Pick out each line below containing "telecomando".

---------- Excerpted data

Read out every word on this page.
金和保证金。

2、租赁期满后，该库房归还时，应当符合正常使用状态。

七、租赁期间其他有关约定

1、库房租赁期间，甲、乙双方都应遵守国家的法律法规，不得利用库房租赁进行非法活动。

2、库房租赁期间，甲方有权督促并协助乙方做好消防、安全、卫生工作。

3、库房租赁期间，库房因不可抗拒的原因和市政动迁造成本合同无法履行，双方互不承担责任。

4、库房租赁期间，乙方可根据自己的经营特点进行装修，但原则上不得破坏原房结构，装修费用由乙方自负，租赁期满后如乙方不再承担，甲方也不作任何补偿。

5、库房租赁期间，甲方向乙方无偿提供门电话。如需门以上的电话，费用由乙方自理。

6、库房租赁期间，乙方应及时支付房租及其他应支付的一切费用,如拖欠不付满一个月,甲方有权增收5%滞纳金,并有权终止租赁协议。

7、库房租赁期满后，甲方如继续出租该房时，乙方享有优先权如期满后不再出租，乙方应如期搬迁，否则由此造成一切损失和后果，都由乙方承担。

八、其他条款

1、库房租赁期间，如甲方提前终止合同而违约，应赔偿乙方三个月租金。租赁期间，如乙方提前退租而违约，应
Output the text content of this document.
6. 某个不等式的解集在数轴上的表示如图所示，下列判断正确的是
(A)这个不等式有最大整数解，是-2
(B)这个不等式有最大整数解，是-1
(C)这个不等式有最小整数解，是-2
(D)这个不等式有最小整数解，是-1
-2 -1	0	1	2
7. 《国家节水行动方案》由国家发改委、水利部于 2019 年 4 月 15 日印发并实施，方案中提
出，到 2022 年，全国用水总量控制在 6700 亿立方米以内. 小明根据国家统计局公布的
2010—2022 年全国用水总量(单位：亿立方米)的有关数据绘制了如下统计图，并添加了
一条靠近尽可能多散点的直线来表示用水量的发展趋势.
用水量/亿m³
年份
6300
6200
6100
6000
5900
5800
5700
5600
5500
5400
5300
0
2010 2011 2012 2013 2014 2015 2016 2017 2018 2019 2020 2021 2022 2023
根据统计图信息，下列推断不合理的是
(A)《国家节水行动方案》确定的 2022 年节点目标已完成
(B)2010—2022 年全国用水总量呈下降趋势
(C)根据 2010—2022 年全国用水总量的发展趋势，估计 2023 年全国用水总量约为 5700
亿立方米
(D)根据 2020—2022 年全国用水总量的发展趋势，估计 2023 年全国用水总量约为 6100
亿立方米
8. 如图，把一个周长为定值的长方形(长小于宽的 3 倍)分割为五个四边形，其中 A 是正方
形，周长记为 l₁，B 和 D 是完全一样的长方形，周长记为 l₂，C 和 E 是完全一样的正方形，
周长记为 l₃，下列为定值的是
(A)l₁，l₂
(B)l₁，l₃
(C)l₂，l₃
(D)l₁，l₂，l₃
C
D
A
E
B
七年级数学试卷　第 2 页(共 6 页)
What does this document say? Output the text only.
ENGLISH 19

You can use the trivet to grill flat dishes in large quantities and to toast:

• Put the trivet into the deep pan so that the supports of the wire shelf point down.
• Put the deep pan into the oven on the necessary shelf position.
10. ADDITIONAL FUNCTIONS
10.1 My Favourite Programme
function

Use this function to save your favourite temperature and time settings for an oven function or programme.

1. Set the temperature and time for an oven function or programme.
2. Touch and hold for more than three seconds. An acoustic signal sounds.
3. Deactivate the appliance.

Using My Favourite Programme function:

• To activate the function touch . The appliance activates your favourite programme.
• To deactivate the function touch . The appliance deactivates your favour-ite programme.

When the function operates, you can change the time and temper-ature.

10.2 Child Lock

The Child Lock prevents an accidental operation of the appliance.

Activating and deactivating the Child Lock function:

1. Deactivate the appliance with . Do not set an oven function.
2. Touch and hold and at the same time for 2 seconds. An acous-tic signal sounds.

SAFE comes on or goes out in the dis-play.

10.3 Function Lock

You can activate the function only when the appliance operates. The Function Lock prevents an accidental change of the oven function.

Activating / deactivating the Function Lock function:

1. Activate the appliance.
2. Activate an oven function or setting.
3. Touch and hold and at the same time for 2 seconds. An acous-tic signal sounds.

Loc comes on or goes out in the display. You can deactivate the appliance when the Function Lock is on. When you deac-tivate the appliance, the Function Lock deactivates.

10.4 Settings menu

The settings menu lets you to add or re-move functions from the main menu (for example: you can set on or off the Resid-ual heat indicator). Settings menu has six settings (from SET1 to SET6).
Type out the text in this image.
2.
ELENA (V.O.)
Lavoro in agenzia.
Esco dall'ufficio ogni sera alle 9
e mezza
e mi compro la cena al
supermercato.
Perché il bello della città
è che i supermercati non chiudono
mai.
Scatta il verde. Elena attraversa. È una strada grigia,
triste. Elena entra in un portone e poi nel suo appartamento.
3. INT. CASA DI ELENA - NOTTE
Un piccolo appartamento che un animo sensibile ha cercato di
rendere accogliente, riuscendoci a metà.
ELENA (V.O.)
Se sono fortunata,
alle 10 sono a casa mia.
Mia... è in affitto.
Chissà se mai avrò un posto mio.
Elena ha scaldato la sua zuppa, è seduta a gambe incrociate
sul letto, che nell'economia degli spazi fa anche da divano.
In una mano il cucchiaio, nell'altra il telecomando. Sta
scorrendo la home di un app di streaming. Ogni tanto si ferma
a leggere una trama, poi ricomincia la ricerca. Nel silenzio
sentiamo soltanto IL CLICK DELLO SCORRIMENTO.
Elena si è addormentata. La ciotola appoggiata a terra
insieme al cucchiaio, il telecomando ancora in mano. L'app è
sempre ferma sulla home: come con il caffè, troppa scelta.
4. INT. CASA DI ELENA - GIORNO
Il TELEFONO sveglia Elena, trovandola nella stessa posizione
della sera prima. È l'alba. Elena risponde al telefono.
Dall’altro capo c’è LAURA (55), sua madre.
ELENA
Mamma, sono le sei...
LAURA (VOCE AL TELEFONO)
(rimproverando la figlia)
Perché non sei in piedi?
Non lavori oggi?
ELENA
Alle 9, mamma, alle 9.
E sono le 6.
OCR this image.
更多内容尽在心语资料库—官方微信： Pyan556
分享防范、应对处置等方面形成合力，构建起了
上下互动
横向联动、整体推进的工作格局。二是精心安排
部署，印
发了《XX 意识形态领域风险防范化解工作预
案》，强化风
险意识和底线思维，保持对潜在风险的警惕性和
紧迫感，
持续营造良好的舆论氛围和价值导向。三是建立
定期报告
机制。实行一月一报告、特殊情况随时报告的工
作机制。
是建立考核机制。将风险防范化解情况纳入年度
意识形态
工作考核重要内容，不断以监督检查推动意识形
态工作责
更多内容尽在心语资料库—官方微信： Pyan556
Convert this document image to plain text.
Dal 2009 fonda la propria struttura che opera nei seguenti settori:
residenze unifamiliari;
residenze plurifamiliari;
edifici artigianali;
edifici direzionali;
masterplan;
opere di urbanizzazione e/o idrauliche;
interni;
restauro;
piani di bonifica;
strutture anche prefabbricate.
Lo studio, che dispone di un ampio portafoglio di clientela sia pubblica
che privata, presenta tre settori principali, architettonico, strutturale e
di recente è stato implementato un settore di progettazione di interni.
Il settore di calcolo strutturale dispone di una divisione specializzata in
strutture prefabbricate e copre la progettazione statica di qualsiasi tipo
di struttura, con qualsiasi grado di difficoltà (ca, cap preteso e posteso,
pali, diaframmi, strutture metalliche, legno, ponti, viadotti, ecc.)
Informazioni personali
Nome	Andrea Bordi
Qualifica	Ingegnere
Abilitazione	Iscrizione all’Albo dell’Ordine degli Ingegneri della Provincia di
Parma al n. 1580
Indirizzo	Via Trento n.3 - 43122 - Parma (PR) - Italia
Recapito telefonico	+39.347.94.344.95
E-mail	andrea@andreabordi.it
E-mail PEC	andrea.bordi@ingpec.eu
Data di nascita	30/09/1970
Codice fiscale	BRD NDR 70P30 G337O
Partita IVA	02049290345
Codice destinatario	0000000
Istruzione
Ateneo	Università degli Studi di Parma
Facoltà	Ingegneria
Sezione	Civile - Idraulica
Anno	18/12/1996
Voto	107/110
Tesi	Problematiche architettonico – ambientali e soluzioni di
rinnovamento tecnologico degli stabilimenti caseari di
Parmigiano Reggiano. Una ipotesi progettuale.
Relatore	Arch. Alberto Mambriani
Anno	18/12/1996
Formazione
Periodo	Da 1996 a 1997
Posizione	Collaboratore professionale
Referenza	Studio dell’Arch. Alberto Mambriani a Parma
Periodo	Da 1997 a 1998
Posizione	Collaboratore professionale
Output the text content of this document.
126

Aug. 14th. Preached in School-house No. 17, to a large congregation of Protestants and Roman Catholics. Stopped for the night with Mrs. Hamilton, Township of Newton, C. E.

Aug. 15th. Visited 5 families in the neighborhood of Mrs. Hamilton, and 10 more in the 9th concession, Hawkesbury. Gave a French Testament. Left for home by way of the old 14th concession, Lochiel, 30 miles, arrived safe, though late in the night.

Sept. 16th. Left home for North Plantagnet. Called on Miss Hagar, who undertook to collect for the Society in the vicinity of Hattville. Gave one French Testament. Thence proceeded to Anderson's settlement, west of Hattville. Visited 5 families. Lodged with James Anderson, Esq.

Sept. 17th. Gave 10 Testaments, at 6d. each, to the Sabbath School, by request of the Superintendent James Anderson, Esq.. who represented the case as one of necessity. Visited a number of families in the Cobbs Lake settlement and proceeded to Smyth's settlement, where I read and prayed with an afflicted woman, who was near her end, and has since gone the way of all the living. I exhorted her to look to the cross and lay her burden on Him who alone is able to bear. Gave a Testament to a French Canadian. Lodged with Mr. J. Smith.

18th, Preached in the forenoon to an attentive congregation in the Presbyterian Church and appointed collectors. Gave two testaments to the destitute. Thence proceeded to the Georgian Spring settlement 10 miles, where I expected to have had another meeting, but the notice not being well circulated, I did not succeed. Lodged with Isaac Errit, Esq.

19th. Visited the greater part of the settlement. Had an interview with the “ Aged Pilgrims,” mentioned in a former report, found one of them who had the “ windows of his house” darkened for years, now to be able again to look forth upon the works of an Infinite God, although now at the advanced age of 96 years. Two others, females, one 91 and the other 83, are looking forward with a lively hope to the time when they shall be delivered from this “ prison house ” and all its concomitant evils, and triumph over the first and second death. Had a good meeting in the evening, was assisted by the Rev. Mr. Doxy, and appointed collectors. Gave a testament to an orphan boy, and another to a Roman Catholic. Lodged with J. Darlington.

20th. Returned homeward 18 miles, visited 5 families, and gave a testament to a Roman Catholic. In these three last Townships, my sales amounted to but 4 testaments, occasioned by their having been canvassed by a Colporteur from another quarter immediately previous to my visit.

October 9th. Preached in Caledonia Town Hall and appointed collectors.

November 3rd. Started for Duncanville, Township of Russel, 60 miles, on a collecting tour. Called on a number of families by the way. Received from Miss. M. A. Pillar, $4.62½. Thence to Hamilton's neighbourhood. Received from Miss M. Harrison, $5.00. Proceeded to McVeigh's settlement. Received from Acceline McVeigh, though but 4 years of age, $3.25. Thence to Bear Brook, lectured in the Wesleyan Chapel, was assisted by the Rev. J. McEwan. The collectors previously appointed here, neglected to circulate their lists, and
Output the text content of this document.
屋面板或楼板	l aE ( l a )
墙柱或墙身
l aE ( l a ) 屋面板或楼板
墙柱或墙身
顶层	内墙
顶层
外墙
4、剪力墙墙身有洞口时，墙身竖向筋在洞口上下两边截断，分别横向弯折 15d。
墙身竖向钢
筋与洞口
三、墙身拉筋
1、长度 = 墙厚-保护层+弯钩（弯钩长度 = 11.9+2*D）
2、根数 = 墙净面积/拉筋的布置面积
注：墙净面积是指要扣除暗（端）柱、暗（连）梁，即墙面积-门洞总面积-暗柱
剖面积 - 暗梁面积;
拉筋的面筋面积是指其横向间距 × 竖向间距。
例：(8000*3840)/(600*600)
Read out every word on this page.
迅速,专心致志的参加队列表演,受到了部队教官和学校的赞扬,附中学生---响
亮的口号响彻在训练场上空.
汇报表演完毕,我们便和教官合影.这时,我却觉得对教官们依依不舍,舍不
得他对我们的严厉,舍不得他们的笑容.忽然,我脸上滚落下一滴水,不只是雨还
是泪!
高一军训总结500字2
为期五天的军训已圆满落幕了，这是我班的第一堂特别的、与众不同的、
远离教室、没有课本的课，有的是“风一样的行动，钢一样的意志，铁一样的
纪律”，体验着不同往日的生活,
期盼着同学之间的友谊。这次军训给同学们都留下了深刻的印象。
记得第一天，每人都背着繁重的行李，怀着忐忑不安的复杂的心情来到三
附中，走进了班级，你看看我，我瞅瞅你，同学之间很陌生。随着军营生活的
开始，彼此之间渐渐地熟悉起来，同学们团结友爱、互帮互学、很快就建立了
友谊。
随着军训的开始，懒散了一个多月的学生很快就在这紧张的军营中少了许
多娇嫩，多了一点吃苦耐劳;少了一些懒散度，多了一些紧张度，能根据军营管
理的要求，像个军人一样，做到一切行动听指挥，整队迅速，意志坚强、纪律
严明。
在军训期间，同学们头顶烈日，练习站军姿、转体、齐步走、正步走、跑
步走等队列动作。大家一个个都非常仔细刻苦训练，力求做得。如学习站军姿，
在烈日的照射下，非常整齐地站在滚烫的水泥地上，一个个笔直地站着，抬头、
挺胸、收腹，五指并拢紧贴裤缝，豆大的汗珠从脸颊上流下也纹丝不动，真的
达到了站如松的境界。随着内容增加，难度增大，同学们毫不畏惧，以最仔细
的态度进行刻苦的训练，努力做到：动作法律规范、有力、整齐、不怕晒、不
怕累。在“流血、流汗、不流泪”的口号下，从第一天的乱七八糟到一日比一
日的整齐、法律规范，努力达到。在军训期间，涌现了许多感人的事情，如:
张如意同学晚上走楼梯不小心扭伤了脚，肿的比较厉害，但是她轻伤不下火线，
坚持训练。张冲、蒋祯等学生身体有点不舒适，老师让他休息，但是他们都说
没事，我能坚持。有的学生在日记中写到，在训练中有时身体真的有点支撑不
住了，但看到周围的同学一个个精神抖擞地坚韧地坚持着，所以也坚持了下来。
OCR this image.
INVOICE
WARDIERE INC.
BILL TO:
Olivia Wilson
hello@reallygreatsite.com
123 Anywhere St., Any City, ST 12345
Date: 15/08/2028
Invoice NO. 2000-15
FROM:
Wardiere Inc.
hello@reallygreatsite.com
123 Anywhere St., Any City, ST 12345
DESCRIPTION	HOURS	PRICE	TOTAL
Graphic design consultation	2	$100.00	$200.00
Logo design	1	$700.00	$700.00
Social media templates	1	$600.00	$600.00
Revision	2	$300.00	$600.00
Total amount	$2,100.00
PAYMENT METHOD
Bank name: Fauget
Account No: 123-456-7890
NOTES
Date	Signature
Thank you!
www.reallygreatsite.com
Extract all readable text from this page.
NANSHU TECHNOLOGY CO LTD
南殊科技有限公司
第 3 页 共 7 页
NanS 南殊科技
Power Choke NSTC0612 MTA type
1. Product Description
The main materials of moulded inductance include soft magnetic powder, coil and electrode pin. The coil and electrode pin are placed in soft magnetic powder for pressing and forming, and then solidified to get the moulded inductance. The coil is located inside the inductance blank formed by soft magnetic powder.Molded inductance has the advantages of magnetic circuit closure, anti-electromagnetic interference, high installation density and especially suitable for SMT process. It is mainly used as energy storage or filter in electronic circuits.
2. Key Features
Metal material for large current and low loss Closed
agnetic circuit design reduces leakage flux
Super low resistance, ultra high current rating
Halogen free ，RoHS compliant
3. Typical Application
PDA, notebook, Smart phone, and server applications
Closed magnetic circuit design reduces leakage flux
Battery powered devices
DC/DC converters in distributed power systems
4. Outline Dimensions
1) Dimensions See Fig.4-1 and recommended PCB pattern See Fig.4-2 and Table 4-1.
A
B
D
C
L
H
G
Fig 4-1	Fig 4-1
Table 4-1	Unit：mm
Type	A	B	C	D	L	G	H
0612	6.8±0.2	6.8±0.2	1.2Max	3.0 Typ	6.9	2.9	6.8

--------------------

#### Solution to this problem
In una mano il cucchiaio, nell'altra il telecomando. Sta
insieme al cucchiaio, il telecomando ancora in mano. L'app è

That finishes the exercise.